** TASK INPUT **
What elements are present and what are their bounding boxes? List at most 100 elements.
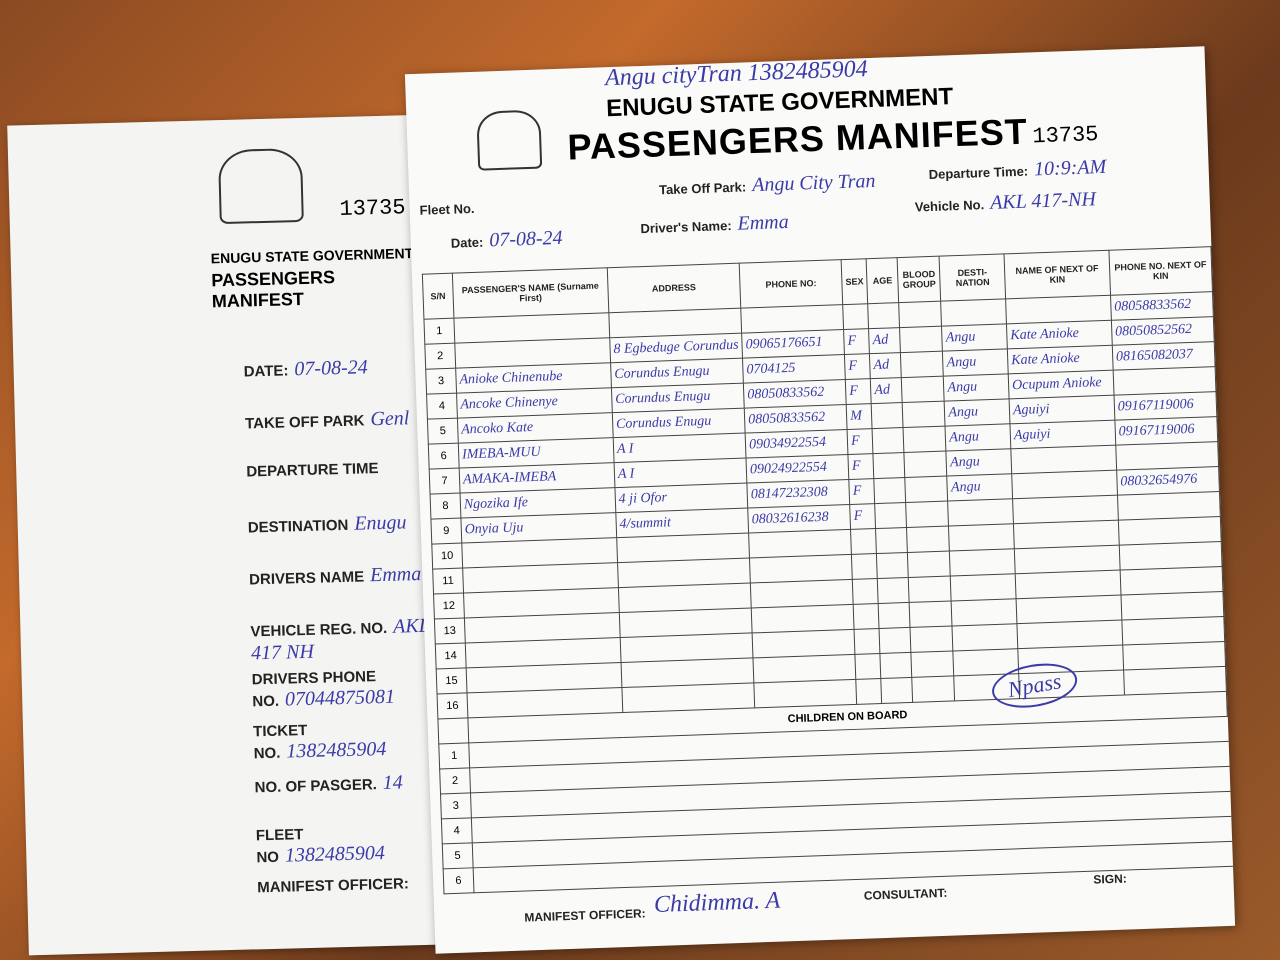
table-cell: 08050833562 [744,404,848,434]
serial-number: 16 [437,692,468,719]
table-cell [1023,819,1130,849]
handwritten-entry: Aguiyi [1012,401,1050,419]
table-cell [740,304,844,334]
table-cell [758,804,862,833]
table-cell [878,602,911,629]
table-cell: Ad [869,352,902,379]
handwritten-entry: 09034922554 [748,434,827,453]
column-header: S/N [422,273,454,320]
handwritten-entry: 0704125 [746,360,796,378]
column-header: AGE [866,257,899,304]
field-label: DEPARTURE TIME [246,460,379,481]
main-page: Angu cityTran 1382485904 ENUGU STATE GOV… [404,46,1236,954]
table-cell [950,573,1017,601]
table-cell [905,501,949,528]
table-cell [757,779,861,808]
field-value: 07-08-24 [294,356,368,381]
table-cell [750,579,854,608]
table-cell [1128,816,1232,845]
handwritten-entry: Angu [946,354,977,371]
serial-number: 4 [426,393,458,420]
table-cell [753,654,856,683]
handwritten-entry: Angu [949,429,980,446]
handwritten-entry: Kate Anioke [1010,350,1081,369]
field-value: 14 [382,771,404,795]
table-cell [885,802,917,829]
table-cell [860,803,887,830]
column-header: BLOOD GROUP [897,256,942,303]
table-cell [627,857,761,888]
table-cell [909,600,953,628]
field-label: Fleet No. [419,200,475,218]
serial-number: 2 [439,767,471,794]
handwritten-entry: 8 Egbeduge Corundus [613,337,739,358]
consultant-label: CONSULTANT: [863,885,948,903]
handwritten-entry: F [851,458,861,474]
handwritten-entry: M [850,408,863,424]
field-value: 1382485904 [286,737,387,763]
handwritten-entry: Angu [947,379,978,396]
table-cell [1125,716,1229,745]
table-cell [1112,366,1216,396]
table-cell: F [849,503,876,530]
table-cell [1123,666,1227,695]
table-cell [876,552,909,579]
table-cell [851,553,878,580]
sign-label: SIGN: [1093,871,1127,887]
table-cell [898,301,942,328]
column-header: PHONE NO: [739,259,843,309]
handwritten-entry: Corundus Enugu [614,388,711,408]
field-value: Enugu [354,511,407,535]
serial-number: 10 [431,543,463,570]
table-cell [906,526,950,553]
table-cell [850,528,877,555]
table-cell: 08050852562 [1111,316,1215,346]
table-cell: 09167119006 [1114,416,1218,446]
table-cell: Angu [943,373,1010,402]
serial-number: 5 [427,418,459,445]
handwritten-entry: F [853,508,863,524]
serial-number: 7 [429,468,460,495]
handwritten-entry: 09167119006 [1118,421,1195,440]
form-number: 13735 [1032,122,1099,150]
serial-number: 11 [432,568,464,595]
stub-field: FLEET NO 1382485904 [256,823,437,880]
table-cell [1120,591,1224,621]
table-cell: F [848,453,874,480]
handwritten-entry: Angu [948,404,979,421]
table-cell [753,679,857,708]
table-cell [901,376,945,403]
table-cell [1126,741,1230,770]
table-cell [903,451,948,478]
table-cell [751,604,855,633]
table-cell [867,302,900,329]
table-cell [749,554,853,583]
table-cell: Aguiyi [1009,420,1116,449]
table-cell: 08032616238 [747,504,851,534]
table-cell [911,675,955,703]
handwritten-entry: 4/summit [619,515,672,533]
handwritten-entry: Angu [950,479,981,496]
table-cell [437,717,469,744]
field-value: 07044875081 [284,685,396,711]
handwritten-entry: F [852,483,862,499]
serial-number: 6 [443,867,474,894]
handwritten-entry: Ancoke Chinenye [460,394,559,413]
table-cell [958,798,1024,826]
stub-field: NO. OF PASGER. 14 [254,771,435,828]
table-cell [1013,520,1120,549]
table-cell [947,498,1014,527]
field-label: Vehicle No. [914,197,985,215]
table-cell [879,627,911,654]
table-cell [955,723,1022,751]
table-cell [916,800,960,828]
serial-number: 13 [434,617,466,645]
handwritten-entry: Ngozika Ife [463,495,529,513]
table-cell [756,754,860,783]
table-cell [960,848,1026,876]
header-field: Driver's Name: Emma [640,211,789,239]
passenger-table: S/N PASSENGER'S NAME (Surname First) ADDRE… [422,246,1233,894]
table-cell: Kate Anioke [1006,320,1113,349]
table-cell: 08147232308 [746,479,850,509]
table-cell [759,854,863,883]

** THE TASK **
Can you update the entries above so that every "Angu" becomes "Agu", with everything else left unchanged and the pictures left out?

** COMPLETE OUTPUT **
What elements are present and what are their bounding boxes? List at most 100 elements.
table-cell: 08050833562 [744,404,848,434]
serial-number: 16 [437,692,468,719]
table-cell [1023,819,1130,849]
handwritten-entry: Aguiyi [1012,401,1050,419]
table-cell [740,304,844,334]
table-cell [758,804,862,833]
table-cell [878,602,911,629]
table-cell: Ad [869,352,902,379]
handwritten-entry: 09034922554 [748,434,827,453]
column-header: S/N [422,273,454,320]
handwritten-entry: 0704125 [746,360,796,378]
column-header: AGE [866,257,899,304]
field-label: DEPARTURE TIME [246,460,379,481]
main-page: Agu cityTran 1382485904 ENUGU STATE GOV… [404,46,1236,954]
table-cell [950,573,1017,601]
table-cell [905,501,949,528]
table-cell [757,779,861,808]
field-value: 07-08-24 [294,356,368,381]
table-cell [750,579,854,608]
table-cell [1128,816,1232,845]
handwritten-entry: Agu [946,354,977,371]
serial-number: 4 [426,393,458,420]
table-cell [753,654,856,683]
handwritten-entry: Agu [949,429,980,446]
handwritten-entry: Kate Anioke [1010,350,1081,369]
field-value: 14 [382,771,404,795]
table-cell [885,802,917,829]
table-cell [860,803,887,830]
column-header: BLOOD GROUP [897,256,942,303]
table-cell [627,857,761,888]
table-cell [909,600,953,628]
field-label: Fleet No. [419,200,475,218]
serial-number: 2 [439,767,471,794]
handwritten-entry: 8 Egbeduge Corundus [613,337,739,358]
consultant-label: CONSULTANT: [863,885,948,903]
handwritten-entry: F [851,458,861,474]
handwritten-entry: M [850,408,863,424]
field-value: 1382485904 [286,737,387,763]
handwritten-entry: Agu [947,379,978,396]
table-cell [1125,716,1229,745]
table-cell [1112,366,1216,396]
table-cell: F [849,503,876,530]
table-cell [1123,666,1227,695]
table-cell [876,552,909,579]
table-cell [851,553,878,580]
sign-label: SIGN: [1093,871,1127,887]
table-cell [898,301,942,328]
column-header: PHONE NO: [739,259,843,309]
handwritten-entry: Corundus Enugu [614,388,711,408]
field-value: Enugu [354,511,407,535]
serial-number: 10 [431,543,463,570]
table-cell [906,526,950,553]
table-cell [850,528,877,555]
table-cell: 08050852562 [1111,316,1215,346]
table-cell: 09167119006 [1114,416,1218,446]
table-cell: Agu [943,373,1010,402]
serial-number: 5 [427,418,459,445]
handwritten-entry: F [853,508,863,524]
serial-number: 7 [429,468,460,495]
handwritten-entry: 09167119006 [1118,421,1195,440]
form-number: 13735 [1032,122,1099,150]
serial-number: 11 [432,568,464,595]
stub-field: FLEET NO 1382485904 [256,823,437,880]
table-cell [1120,591,1224,621]
table-cell: F [848,453,874,480]
handwritten-entry: Agu [948,404,979,421]
table-cell [753,679,857,708]
table-cell [901,376,945,403]
table-cell [1126,741,1230,770]
table-cell [903,451,948,478]
table-cell [751,604,855,633]
table-cell [867,302,900,329]
table-cell [749,554,853,583]
table-cell: Aguiyi [1009,420,1116,449]
table-cell: 08032616238 [747,504,851,534]
table-cell [911,675,955,703]
handwritten-entry: 4/summit [619,515,672,533]
handwritten-entry: Agu [950,479,981,496]
table-cell [437,717,469,744]
field-value: 07044875081 [284,685,396,711]
handwritten-entry: F [852,483,862,499]
serial-number: 6 [443,867,474,894]
handwritten-entry: Ancoke Chinenye [460,394,559,413]
table-cell [958,798,1024,826]
stub-field: NO. OF PASGER. 14 [254,771,435,828]
table-cell [1013,520,1120,549]
table-cell [947,498,1014,527]
field-label: Vehicle No. [914,197,985,215]
table-cell [879,627,911,654]
table-cell [955,723,1022,751]
table-cell [916,800,960,828]
serial-number: 13 [434,617,466,645]
handwritten-entry: Ngozika Ife [463,495,529,513]
table-cell [756,754,860,783]
table-cell [960,848,1026,876]
header-field: Driver's Name: Emma [640,211,789,239]
passenger-table: S/N PASSENGER'S NAME (Surname First) ADDRE… [422,246,1233,894]
table-cell: Kate Anioke [1006,320,1113,349]
table-cell: 08147232308 [746,479,850,509]
table-cell [759,854,863,883]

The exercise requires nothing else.